The answer must be every line of the data that holds the word "microtuble".

:: Records supplied ::

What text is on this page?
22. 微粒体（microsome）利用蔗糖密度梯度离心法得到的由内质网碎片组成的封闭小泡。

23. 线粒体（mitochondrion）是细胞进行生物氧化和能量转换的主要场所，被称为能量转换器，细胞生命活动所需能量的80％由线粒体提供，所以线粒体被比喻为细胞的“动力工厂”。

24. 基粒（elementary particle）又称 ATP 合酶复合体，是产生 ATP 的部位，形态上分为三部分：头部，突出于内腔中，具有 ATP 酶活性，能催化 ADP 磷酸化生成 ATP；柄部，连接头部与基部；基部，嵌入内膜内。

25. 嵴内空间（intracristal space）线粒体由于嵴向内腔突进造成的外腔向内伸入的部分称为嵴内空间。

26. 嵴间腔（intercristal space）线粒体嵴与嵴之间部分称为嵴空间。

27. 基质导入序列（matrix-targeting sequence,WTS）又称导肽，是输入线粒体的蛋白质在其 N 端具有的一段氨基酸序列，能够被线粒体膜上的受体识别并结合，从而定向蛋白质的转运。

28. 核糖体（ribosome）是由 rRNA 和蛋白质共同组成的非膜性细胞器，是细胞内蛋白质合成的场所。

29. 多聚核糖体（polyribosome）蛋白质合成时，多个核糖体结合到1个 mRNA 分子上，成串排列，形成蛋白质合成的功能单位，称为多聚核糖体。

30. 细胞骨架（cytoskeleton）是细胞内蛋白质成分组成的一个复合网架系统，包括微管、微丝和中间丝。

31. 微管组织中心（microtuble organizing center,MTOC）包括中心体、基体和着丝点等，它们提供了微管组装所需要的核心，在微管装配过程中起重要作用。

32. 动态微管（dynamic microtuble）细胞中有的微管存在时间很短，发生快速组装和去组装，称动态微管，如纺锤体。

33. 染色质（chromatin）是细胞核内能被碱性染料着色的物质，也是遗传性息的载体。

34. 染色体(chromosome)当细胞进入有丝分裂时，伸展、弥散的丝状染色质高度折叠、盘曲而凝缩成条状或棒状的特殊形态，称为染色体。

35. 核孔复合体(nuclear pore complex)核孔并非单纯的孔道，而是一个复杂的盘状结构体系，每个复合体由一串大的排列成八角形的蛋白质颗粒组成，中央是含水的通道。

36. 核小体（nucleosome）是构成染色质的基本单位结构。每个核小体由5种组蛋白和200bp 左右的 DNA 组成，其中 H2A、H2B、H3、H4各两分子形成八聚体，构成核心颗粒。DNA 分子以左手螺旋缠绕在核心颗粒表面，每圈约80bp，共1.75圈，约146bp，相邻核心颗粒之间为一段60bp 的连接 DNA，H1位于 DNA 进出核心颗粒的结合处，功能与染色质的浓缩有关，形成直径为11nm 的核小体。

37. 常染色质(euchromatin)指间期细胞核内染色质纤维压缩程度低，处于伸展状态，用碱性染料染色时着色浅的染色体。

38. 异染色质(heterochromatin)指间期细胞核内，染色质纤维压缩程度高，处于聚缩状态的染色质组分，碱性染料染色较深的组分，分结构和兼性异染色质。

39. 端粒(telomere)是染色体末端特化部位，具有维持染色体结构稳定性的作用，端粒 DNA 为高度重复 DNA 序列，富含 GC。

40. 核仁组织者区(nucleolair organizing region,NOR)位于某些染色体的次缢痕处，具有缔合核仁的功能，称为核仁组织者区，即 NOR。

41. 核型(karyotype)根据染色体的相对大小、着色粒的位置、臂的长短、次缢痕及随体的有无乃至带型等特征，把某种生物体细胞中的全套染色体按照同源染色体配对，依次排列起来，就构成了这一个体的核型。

:::

Expected answer.
31. 微管组织中心（microtuble organizing center,MTOC）包括中心体、基体和着丝点等，它们提供了微管组装所需要的核心，在微管装配过程中起重要作用。
32. 动态微管（dynamic microtuble）细胞中有的微管存在时间很短，发生快速组装和去组装，称动态微管，如纺锤体。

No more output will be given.